*What this task involves*. Copy each line of the records that holds the string "JSON".
>> Start Material supplied
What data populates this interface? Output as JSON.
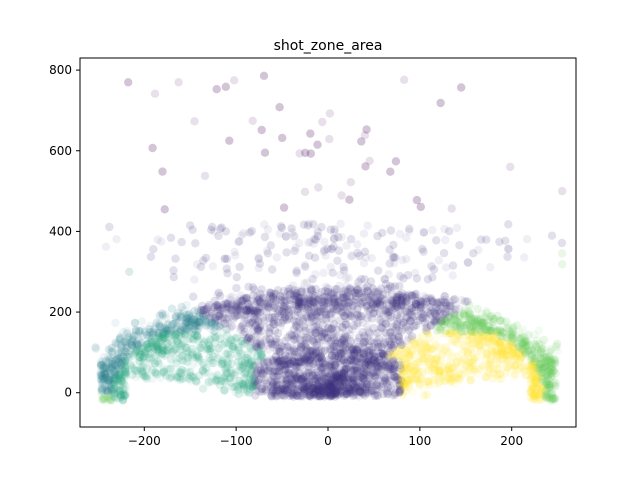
{
  "chart_data": {
    "type": "scatter",
    "title": "shot_zone_area",
    "xlabel": "",
    "ylabel": "",
    "xlim": [
      -270,
      270
    ],
    "ylim": [
      -85,
      830
    ],
    "xticks": [
      -200,
      -100,
      0,
      100,
      200
    ],
    "yticks": [
      0,
      200,
      400,
      600,
      800
    ],
    "grid": false,
    "legend": "none",
    "point_alpha": 0.08,
    "series": [
      {
        "color": "#46337e",
        "region": "center",
        "approx_count": 3200
      },
      {
        "color": "#277f8e",
        "region": "left-center",
        "approx_count": 1500
      },
      {
        "color": "#6ccd5a",
        "region": "right-center",
        "approx_count": 1500
      },
      {
        "color": "#25ab82",
        "region": "left-side",
        "approx_count": 1600
      },
      {
        "color": "#fde725",
        "region": "right-side",
        "approx_count": 1600
      },
      {
        "color": "#440154",
        "region": "back-court",
        "approx_count": 70
      }
    ]
  }
}
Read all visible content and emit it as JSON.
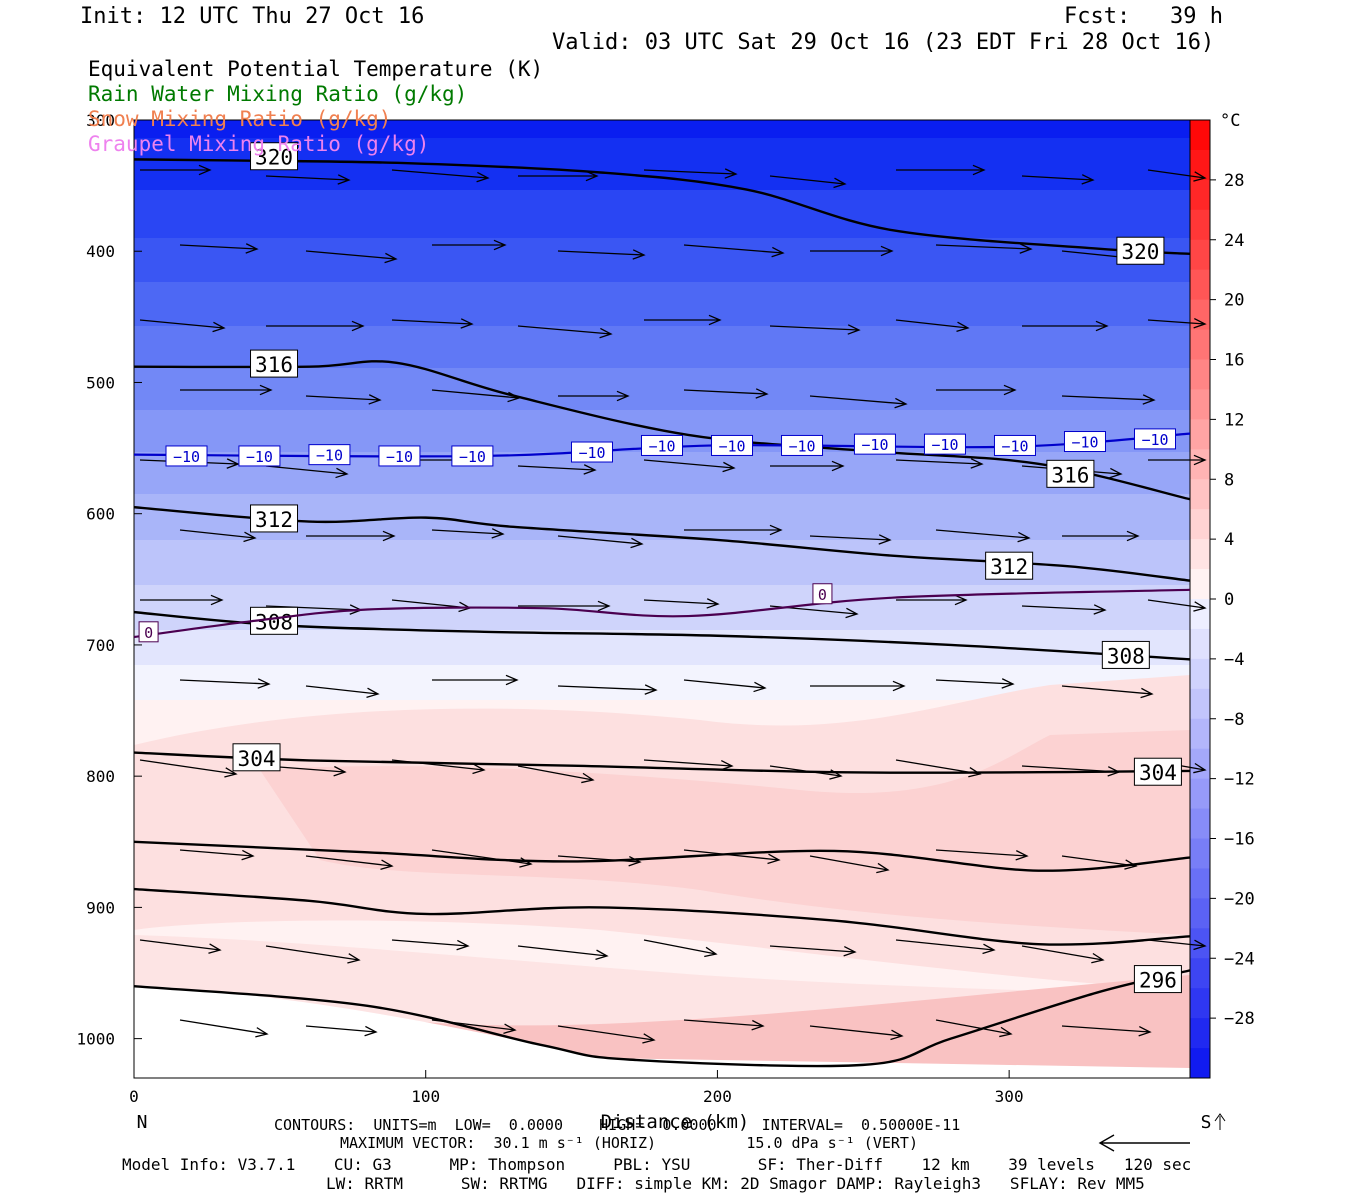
{
  "header": {
    "init": "Init: 12 UTC Thu 27 Oct 16",
    "fcst": "Fcst:   39 h",
    "valid": "Valid: 03 UTC Sat 29 Oct 16 (23 EDT Fri 28 Oct 16)"
  },
  "legend": {
    "items": [
      {
        "label": "Equivalent Potential Temperature (K)",
        "color": "#000000"
      },
      {
        "label": "Rain Water Mixing Ratio (g/kg)",
        "color": "#007a00"
      },
      {
        "label": "Snow Mixing Ratio (g/kg)",
        "color": "#f08050"
      },
      {
        "label": "Graupel Mixing Ratio (g/kg)",
        "color": "#ee82ee"
      }
    ]
  },
  "chart_data": {
    "type": "cross-section",
    "xlabel": "Distance (km)",
    "x_ticks": [
      "0",
      "100",
      "200",
      "300"
    ],
    "xlim": [
      0,
      362
    ],
    "y_ticks": [
      "300",
      "400",
      "500",
      "600",
      "700",
      "800",
      "900",
      "1000"
    ],
    "ylim": [
      1030,
      300
    ],
    "end_labels": {
      "left": "N",
      "right": "S"
    },
    "colorbar": {
      "unit": "°C",
      "ticks": [
        "28",
        "24",
        "20",
        "16",
        "12",
        "8",
        "4",
        "0",
        "-4",
        "-8",
        "-12",
        "-16",
        "-20",
        "-24",
        "-28"
      ],
      "range": [
        -32,
        32
      ]
    },
    "theta_e_contours": [
      {
        "value": 320,
        "points": [
          [
            0,
            330
          ],
          [
            40,
            331
          ],
          [
            95,
            333
          ],
          [
            160,
            340
          ],
          [
            210,
            353
          ],
          [
            260,
            384
          ],
          [
            330,
            398
          ],
          [
            362,
            402
          ]
        ],
        "labels": [
          {
            "text": "320",
            "x": 48,
            "y": 328
          },
          {
            "text": "320",
            "x": 345,
            "y": 400
          }
        ]
      },
      {
        "value": 316,
        "points": [
          [
            0,
            488
          ],
          [
            60,
            488
          ],
          [
            90,
            485
          ],
          [
            130,
            510
          ],
          [
            190,
            540
          ],
          [
            250,
            552
          ],
          [
            310,
            562
          ],
          [
            362,
            589
          ]
        ],
        "labels": [
          {
            "text": "316",
            "x": 48,
            "y": 486
          },
          {
            "text": "316",
            "x": 321,
            "y": 570
          }
        ]
      },
      {
        "value": 312,
        "points": [
          [
            0,
            595
          ],
          [
            60,
            606
          ],
          [
            100,
            603
          ],
          [
            130,
            610
          ],
          [
            200,
            620
          ],
          [
            260,
            632
          ],
          [
            320,
            640
          ],
          [
            362,
            651
          ]
        ],
        "labels": [
          {
            "text": "312",
            "x": 48,
            "y": 604
          },
          {
            "text": "312",
            "x": 300,
            "y": 640
          }
        ]
      },
      {
        "value": 308,
        "points": [
          [
            0,
            675
          ],
          [
            50,
            685
          ],
          [
            120,
            690
          ],
          [
            200,
            693
          ],
          [
            280,
            700
          ],
          [
            362,
            711
          ]
        ],
        "labels": [
          {
            "text": "308",
            "x": 48,
            "y": 682
          },
          {
            "text": "308",
            "x": 340,
            "y": 708
          }
        ]
      },
      {
        "value": 304,
        "points": [
          [
            0,
            782
          ],
          [
            60,
            788
          ],
          [
            150,
            792
          ],
          [
            240,
            797
          ],
          [
            310,
            797
          ],
          [
            362,
            796
          ]
        ],
        "labels": [
          {
            "text": "304",
            "x": 42,
            "y": 786
          },
          {
            "text": "304",
            "x": 351,
            "y": 797
          }
        ]
      },
      {
        "value": 300,
        "points": [
          [
            0,
            850
          ],
          [
            80,
            858
          ],
          [
            150,
            865
          ],
          [
            240,
            857
          ],
          [
            310,
            872
          ],
          [
            362,
            862
          ]
        ],
        "labels": []
      },
      {
        "value": 298,
        "points": [
          [
            0,
            886
          ],
          [
            60,
            895
          ],
          [
            100,
            905
          ],
          [
            160,
            900
          ],
          [
            240,
            910
          ],
          [
            310,
            928
          ],
          [
            362,
            922
          ]
        ],
        "labels": []
      },
      {
        "value": 296,
        "points": [
          [
            0,
            960
          ],
          [
            80,
            975
          ],
          [
            140,
            1005
          ],
          [
            170,
            1016
          ],
          [
            250,
            1020
          ],
          [
            280,
            1000
          ],
          [
            330,
            965
          ],
          [
            362,
            948
          ]
        ],
        "labels": [
          {
            "text": "296",
            "x": 351,
            "y": 955
          }
        ]
      }
    ],
    "temperature_contours": [
      {
        "value": -10,
        "color": "#0000cc",
        "points": [
          [
            0,
            555
          ],
          [
            120,
            556
          ],
          [
            200,
            548
          ],
          [
            300,
            549
          ],
          [
            362,
            539
          ]
        ],
        "labels": [
          {
            "text": "-10",
            "x": 18,
            "y": 556
          },
          {
            "text": "-10",
            "x": 43,
            "y": 556
          },
          {
            "text": "-10",
            "x": 67,
            "y": 555
          },
          {
            "text": "-10",
            "x": 91,
            "y": 556
          },
          {
            "text": "-10",
            "x": 116,
            "y": 556
          },
          {
            "text": "-10",
            "x": 157,
            "y": 553
          },
          {
            "text": "-10",
            "x": 181,
            "y": 548
          },
          {
            "text": "-10",
            "x": 205,
            "y": 548
          },
          {
            "text": "-10",
            "x": 229,
            "y": 548
          },
          {
            "text": "-10",
            "x": 254,
            "y": 547
          },
          {
            "text": "-10",
            "x": 278,
            "y": 547
          },
          {
            "text": "-10",
            "x": 302,
            "y": 548
          },
          {
            "text": "-10",
            "x": 326,
            "y": 545
          },
          {
            "text": "-10",
            "x": 350,
            "y": 543
          }
        ]
      },
      {
        "value": 0,
        "color": "#4b0050",
        "points": [
          [
            0,
            694
          ],
          [
            40,
            682
          ],
          [
            80,
            673
          ],
          [
            140,
            672
          ],
          [
            190,
            678
          ],
          [
            260,
            664
          ],
          [
            362,
            658
          ]
        ],
        "labels": [
          {
            "text": "0",
            "x": 5,
            "y": 690
          },
          {
            "text": "0",
            "x": 236,
            "y": 661
          }
        ]
      }
    ],
    "contour_info": {
      "text": "CONTOURS:  UNITS=m  LOW=  0.0000    HIGH=  0.0000     INTERVAL=  0.50000E-11"
    },
    "max_vector": {
      "text": "MAXIMUM VECTOR:  30.1 m s⁻¹ (HORIZ)          15.0 dPa s⁻¹ (VERT)"
    }
  },
  "footer": {
    "model_info": "Model Info: V3.7.1    CU: G3      MP: Thompson     PBL: YSU       SF: Ther-Diff    12 km    39 levels   120 sec",
    "model_info2": "LW: RRTM      SW: RRTMG   DIFF: simple KM: 2D Smagor DAMP: Rayleigh3   SFLAY: Rev MM5"
  }
}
>> End Material supplied
*Worked answer*.
What data populates this interface? Output as JSON.
Read all visible content and emit it as JSON.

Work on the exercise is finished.